— START Stored data —

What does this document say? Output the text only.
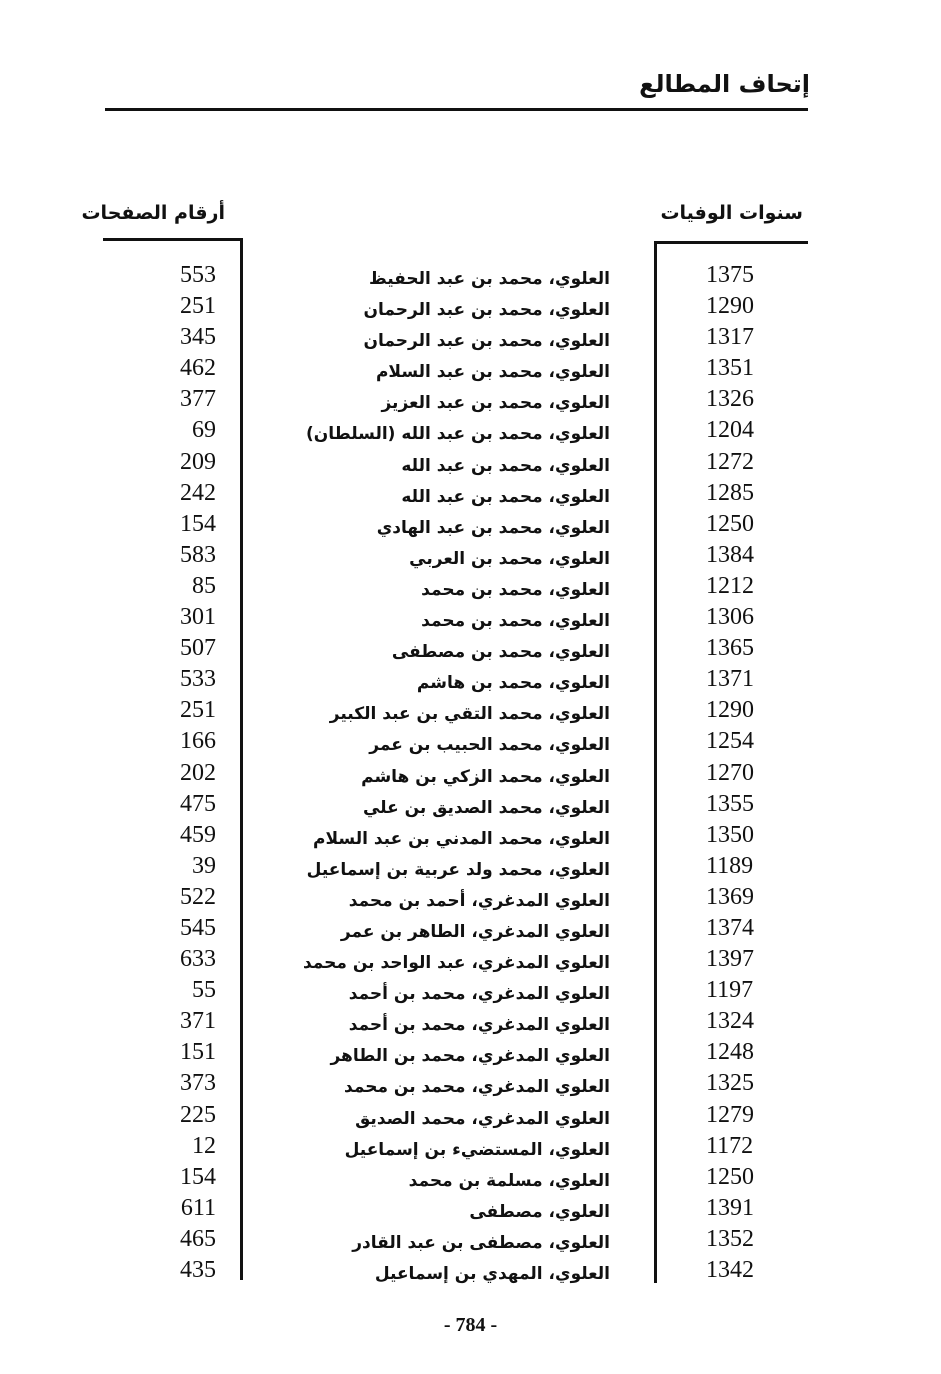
إتحاف المطالع
سنوات الوفيات
أرقام الصفحات
1375
العلوي، محمد بن عبد الحفيظ
553
1290
العلوي، محمد بن عبد الرحمان
251
1317
العلوي، محمد بن عبد الرحمان
345
1351
العلوي، محمد بن عبد السلام
462
1326
العلوي، محمد بن عبد العزيز
377
1204
العلوي، محمد بن عبد الله (السلطان)
69
1272
العلوي، محمد بن عبد الله
209
1285
العلوي، محمد بن عبد الله
242
1250
العلوي، محمد بن عبد الهادي
154
1384
العلوي، محمد بن العربي
583
1212
العلوي، محمد بن محمد
85
1306
العلوي، محمد بن محمد
301
1365
العلوي، محمد بن مصطفى
507
1371
العلوي، محمد بن هاشم
533
1290
العلوي، محمد التقي بن عبد الكبير
251
1254
العلوي، محمد الحبيب بن عمر
166
1270
العلوي، محمد الزكي بن هاشم
202
1355
العلوي، محمد الصديق بن علي
475
1350
العلوي، محمد المدني بن عبد السلام
459
1189
العلوي، محمد ولد عربية بن إسماعيل
39
1369
العلوي المدغري، أحمد بن محمد
522
1374
العلوي المدغري، الطاهر بن عمر
545
1397
العلوي المدغري، عبد الواحد بن محمد
633
1197
العلوي المدغري، محمد بن أحمد
55
1324
العلوي المدغري، محمد بن أحمد
371
1248
العلوي المدغري، محمد بن الطاهر
151
1325
العلوي المدغري، محمد بن محمد
373
1279
العلوي المدغري، محمد الصديق
225
1172
العلوي، المستضيء بن إسماعيل
12
1250
العلوي، مسلمة بن محمد
154
1391
العلوي، مصطفى
611
1352
العلوي، مصطفى بن عبد القادر
465
1342
العلوي، المهدي بن إسماعيل
435
- 784 -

— END Stored data —

From the listing, copy each line containing the word "إسماعيل".

العلوي، محمد ولد عربية بن إسماعيل
العلوي، المستضيء بن إسماعيل
العلوي، المهدي بن إسماعيل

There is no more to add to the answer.